### EXTRACTED MATERIAL
** START **

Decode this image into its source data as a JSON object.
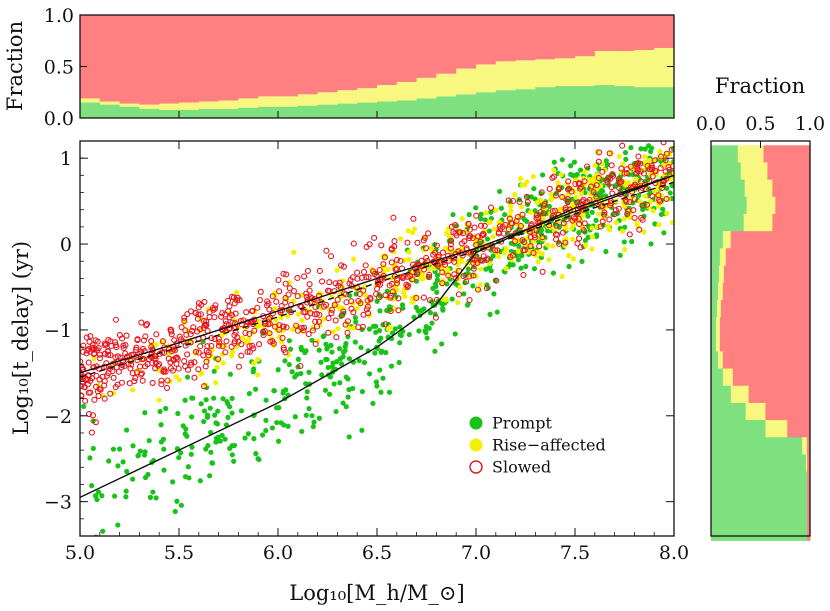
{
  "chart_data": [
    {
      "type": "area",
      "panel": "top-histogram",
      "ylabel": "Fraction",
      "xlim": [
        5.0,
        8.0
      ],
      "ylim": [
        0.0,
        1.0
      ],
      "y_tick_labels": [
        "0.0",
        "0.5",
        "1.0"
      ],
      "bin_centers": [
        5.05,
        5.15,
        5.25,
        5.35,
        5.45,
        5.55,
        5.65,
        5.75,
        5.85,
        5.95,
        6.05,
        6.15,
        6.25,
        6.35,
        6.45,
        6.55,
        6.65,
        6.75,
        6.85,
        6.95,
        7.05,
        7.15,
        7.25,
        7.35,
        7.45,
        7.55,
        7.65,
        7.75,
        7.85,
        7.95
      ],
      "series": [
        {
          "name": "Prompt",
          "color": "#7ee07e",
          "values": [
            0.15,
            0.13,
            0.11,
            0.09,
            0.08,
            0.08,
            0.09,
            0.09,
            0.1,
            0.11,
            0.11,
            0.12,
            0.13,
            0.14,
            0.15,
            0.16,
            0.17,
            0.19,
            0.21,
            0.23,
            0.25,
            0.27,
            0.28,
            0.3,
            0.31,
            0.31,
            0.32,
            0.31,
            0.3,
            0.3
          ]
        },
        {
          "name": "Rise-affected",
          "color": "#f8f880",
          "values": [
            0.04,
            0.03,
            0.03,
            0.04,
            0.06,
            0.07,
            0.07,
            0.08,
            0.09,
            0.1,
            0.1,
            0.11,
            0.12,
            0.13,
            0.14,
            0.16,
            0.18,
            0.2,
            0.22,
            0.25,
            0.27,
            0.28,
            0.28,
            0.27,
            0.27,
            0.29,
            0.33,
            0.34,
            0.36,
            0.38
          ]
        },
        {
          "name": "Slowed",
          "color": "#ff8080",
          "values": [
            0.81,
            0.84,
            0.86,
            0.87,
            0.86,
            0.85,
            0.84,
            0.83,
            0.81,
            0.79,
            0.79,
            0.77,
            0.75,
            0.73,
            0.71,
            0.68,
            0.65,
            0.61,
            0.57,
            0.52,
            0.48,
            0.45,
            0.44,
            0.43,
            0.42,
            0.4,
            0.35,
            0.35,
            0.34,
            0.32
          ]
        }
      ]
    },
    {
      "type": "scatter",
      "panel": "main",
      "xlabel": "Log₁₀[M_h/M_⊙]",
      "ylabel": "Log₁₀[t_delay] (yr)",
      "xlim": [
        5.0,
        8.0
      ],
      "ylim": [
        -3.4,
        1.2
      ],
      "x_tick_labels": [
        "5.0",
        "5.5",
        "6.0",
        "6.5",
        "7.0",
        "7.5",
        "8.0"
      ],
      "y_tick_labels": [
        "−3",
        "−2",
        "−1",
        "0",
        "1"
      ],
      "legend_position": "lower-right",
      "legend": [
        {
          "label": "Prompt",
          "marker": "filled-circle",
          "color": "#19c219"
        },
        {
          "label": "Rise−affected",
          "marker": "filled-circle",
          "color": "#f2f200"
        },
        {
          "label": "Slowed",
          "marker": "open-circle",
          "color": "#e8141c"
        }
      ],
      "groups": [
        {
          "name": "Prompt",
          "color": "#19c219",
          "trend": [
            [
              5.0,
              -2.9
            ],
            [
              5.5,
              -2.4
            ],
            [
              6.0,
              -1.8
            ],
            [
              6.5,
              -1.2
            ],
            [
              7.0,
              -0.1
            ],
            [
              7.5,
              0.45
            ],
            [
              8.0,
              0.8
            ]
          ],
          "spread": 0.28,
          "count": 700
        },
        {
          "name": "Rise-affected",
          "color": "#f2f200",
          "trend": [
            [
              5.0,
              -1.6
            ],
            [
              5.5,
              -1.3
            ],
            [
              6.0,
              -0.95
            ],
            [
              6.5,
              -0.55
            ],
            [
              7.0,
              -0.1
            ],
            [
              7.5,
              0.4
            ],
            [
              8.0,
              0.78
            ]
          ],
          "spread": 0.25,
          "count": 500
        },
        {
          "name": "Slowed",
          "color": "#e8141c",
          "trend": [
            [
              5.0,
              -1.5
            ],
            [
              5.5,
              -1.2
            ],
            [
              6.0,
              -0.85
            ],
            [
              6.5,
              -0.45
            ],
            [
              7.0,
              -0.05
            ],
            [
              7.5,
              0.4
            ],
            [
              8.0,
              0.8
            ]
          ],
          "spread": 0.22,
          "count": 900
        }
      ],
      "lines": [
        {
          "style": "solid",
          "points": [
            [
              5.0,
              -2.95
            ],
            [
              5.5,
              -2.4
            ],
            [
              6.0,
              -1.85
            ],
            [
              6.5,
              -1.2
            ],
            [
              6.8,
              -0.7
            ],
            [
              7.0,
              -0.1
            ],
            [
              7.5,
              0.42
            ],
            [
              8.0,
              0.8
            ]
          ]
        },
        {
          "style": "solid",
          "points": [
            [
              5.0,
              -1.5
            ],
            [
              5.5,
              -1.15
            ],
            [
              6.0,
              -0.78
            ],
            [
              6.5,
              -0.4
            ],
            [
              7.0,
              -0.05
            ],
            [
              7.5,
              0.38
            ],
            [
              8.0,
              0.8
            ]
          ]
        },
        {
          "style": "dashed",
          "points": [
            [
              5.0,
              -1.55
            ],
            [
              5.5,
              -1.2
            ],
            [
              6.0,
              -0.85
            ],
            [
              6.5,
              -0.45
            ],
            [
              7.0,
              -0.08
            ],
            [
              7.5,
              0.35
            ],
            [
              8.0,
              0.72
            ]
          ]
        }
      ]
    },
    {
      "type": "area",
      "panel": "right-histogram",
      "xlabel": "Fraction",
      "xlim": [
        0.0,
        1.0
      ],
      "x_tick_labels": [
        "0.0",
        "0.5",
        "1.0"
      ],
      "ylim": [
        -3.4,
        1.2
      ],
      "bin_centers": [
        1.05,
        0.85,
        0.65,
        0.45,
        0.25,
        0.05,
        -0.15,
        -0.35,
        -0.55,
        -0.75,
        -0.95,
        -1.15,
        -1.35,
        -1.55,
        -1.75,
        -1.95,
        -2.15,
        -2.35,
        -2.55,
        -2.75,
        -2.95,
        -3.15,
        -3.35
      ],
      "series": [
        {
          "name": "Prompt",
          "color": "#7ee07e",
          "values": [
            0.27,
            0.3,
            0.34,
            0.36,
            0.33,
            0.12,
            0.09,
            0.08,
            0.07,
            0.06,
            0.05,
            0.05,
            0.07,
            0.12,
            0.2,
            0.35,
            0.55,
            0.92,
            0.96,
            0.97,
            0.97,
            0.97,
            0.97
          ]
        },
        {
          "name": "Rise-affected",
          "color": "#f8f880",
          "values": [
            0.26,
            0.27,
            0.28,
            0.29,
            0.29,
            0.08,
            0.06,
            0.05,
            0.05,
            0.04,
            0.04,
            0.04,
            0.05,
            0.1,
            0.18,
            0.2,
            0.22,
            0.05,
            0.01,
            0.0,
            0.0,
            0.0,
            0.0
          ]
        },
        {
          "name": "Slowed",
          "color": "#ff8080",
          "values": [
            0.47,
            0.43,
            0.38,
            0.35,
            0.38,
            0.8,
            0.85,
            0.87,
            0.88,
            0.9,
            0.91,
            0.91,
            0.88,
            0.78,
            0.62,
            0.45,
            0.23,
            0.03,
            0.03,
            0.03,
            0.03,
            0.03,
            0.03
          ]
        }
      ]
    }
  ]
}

** END **

### YOUR TASK
Write out the entries again, exactly as given, skipping any images.

### OUTPUT FOR THIS TASK
Decode this image into its source data as a JSON object.
{
  "chart_data": [
    {
      "type": "area",
      "panel": "top-histogram",
      "ylabel": "Fraction",
      "xlim": [
        5.0,
        8.0
      ],
      "ylim": [
        0.0,
        1.0
      ],
      "y_tick_labels": [
        "0.0",
        "0.5",
        "1.0"
      ],
      "bin_centers": [
        5.05,
        5.15,
        5.25,
        5.35,
        5.45,
        5.55,
        5.65,
        5.75,
        5.85,
        5.95,
        6.05,
        6.15,
        6.25,
        6.35,
        6.45,
        6.55,
        6.65,
        6.75,
        6.85,
        6.95,
        7.05,
        7.15,
        7.25,
        7.35,
        7.45,
        7.55,
        7.65,
        7.75,
        7.85,
        7.95
      ],
      "series": [
        {
          "name": "Prompt",
          "color": "#7ee07e",
          "values": [
            0.15,
            0.13,
            0.11,
            0.09,
            0.08,
            0.08,
            0.09,
            0.09,
            0.1,
            0.11,
            0.11,
            0.12,
            0.13,
            0.14,
            0.15,
            0.16,
            0.17,
            0.19,
            0.21,
            0.23,
            0.25,
            0.27,
            0.28,
            0.3,
            0.31,
            0.31,
            0.32,
            0.31,
            0.3,
            0.3
          ]
        },
        {
          "name": "Rise-affected",
          "color": "#f8f880",
          "values": [
            0.04,
            0.03,
            0.03,
            0.04,
            0.06,
            0.07,
            0.07,
            0.08,
            0.09,
            0.1,
            0.1,
            0.11,
            0.12,
            0.13,
            0.14,
            0.16,
            0.18,
            0.2,
            0.22,
            0.25,
            0.27,
            0.28,
            0.28,
            0.27,
            0.27,
            0.29,
            0.33,
            0.34,
            0.36,
            0.38
          ]
        },
        {
          "name": "Slowed",
          "color": "#ff8080",
          "values": [
            0.81,
            0.84,
            0.86,
            0.87,
            0.86,
            0.85,
            0.84,
            0.83,
            0.81,
            0.79,
            0.79,
            0.77,
            0.75,
            0.73,
            0.71,
            0.68,
            0.65,
            0.61,
            0.57,
            0.52,
            0.48,
            0.45,
            0.44,
            0.43,
            0.42,
            0.4,
            0.35,
            0.35,
            0.34,
            0.32
          ]
        }
      ]
    },
    {
      "type": "scatter",
      "panel": "main",
      "xlabel": "Log₁₀[M_h/M_⊙]",
      "ylabel": "Log₁₀[t_delay] (yr)",
      "xlim": [
        5.0,
        8.0
      ],
      "ylim": [
        -3.4,
        1.2
      ],
      "x_tick_labels": [
        "5.0",
        "5.5",
        "6.0",
        "6.5",
        "7.0",
        "7.5",
        "8.0"
      ],
      "y_tick_labels": [
        "−3",
        "−2",
        "−1",
        "0",
        "1"
      ],
      "legend_position": "lower-right",
      "legend": [
        {
          "label": "Prompt",
          "marker": "filled-circle",
          "color": "#19c219"
        },
        {
          "label": "Rise−affected",
          "marker": "filled-circle",
          "color": "#f2f200"
        },
        {
          "label": "Slowed",
          "marker": "open-circle",
          "color": "#e8141c"
        }
      ],
      "groups": [
        {
          "name": "Prompt",
          "color": "#19c219",
          "trend": [
            [
              5.0,
              -2.9
            ],
            [
              5.5,
              -2.4
            ],
            [
              6.0,
              -1.8
            ],
            [
              6.5,
              -1.2
            ],
            [
              7.0,
              -0.1
            ],
            [
              7.5,
              0.45
            ],
            [
              8.0,
              0.8
            ]
          ],
          "spread": 0.28,
          "count": 700
        },
        {
          "name": "Rise-affected",
          "color": "#f2f200",
          "trend": [
            [
              5.0,
              -1.6
            ],
            [
              5.5,
              -1.3
            ],
            [
              6.0,
              -0.95
            ],
            [
              6.5,
              -0.55
            ],
            [
              7.0,
              -0.1
            ],
            [
              7.5,
              0.4
            ],
            [
              8.0,
              0.78
            ]
          ],
          "spread": 0.25,
          "count": 500
        },
        {
          "name": "Slowed",
          "color": "#e8141c",
          "trend": [
            [
              5.0,
              -1.5
            ],
            [
              5.5,
              -1.2
            ],
            [
              6.0,
              -0.85
            ],
            [
              6.5,
              -0.45
            ],
            [
              7.0,
              -0.05
            ],
            [
              7.5,
              0.4
            ],
            [
              8.0,
              0.8
            ]
          ],
          "spread": 0.22,
          "count": 900
        }
      ],
      "lines": [
        {
          "style": "solid",
          "points": [
            [
              5.0,
              -2.95
            ],
            [
              5.5,
              -2.4
            ],
            [
              6.0,
              -1.85
            ],
            [
              6.5,
              -1.2
            ],
            [
              6.8,
              -0.7
            ],
            [
              7.0,
              -0.1
            ],
            [
              7.5,
              0.42
            ],
            [
              8.0,
              0.8
            ]
          ]
        },
        {
          "style": "solid",
          "points": [
            [
              5.0,
              -1.5
            ],
            [
              5.5,
              -1.15
            ],
            [
              6.0,
              -0.78
            ],
            [
              6.5,
              -0.4
            ],
            [
              7.0,
              -0.05
            ],
            [
              7.5,
              0.38
            ],
            [
              8.0,
              0.8
            ]
          ]
        },
        {
          "style": "dashed",
          "points": [
            [
              5.0,
              -1.55
            ],
            [
              5.5,
              -1.2
            ],
            [
              6.0,
              -0.85
            ],
            [
              6.5,
              -0.45
            ],
            [
              7.0,
              -0.08
            ],
            [
              7.5,
              0.35
            ],
            [
              8.0,
              0.72
            ]
          ]
        }
      ]
    },
    {
      "type": "area",
      "panel": "right-histogram",
      "xlabel": "Fraction",
      "xlim": [
        0.0,
        1.0
      ],
      "x_tick_labels": [
        "0.0",
        "0.5",
        "1.0"
      ],
      "ylim": [
        -3.4,
        1.2
      ],
      "bin_centers": [
        1.05,
        0.85,
        0.65,
        0.45,
        0.25,
        0.05,
        -0.15,
        -0.35,
        -0.55,
        -0.75,
        -0.95,
        -1.15,
        -1.35,
        -1.55,
        -1.75,
        -1.95,
        -2.15,
        -2.35,
        -2.55,
        -2.75,
        -2.95,
        -3.15,
        -3.35
      ],
      "series": [
        {
          "name": "Prompt",
          "color": "#7ee07e",
          "values": [
            0.27,
            0.3,
            0.34,
            0.36,
            0.33,
            0.12,
            0.09,
            0.08,
            0.07,
            0.06,
            0.05,
            0.05,
            0.07,
            0.12,
            0.2,
            0.35,
            0.55,
            0.92,
            0.96,
            0.97,
            0.97,
            0.97,
            0.97
          ]
        },
        {
          "name": "Rise-affected",
          "color": "#f8f880",
          "values": [
            0.26,
            0.27,
            0.28,
            0.29,
            0.29,
            0.08,
            0.06,
            0.05,
            0.05,
            0.04,
            0.04,
            0.04,
            0.05,
            0.1,
            0.18,
            0.2,
            0.22,
            0.05,
            0.01,
            0.0,
            0.0,
            0.0,
            0.0
          ]
        },
        {
          "name": "Slowed",
          "color": "#ff8080",
          "values": [
            0.47,
            0.43,
            0.38,
            0.35,
            0.38,
            0.8,
            0.85,
            0.87,
            0.88,
            0.9,
            0.91,
            0.91,
            0.88,
            0.78,
            0.62,
            0.45,
            0.23,
            0.03,
            0.03,
            0.03,
            0.03,
            0.03,
            0.03
          ]
        }
      ]
    }
  ]
}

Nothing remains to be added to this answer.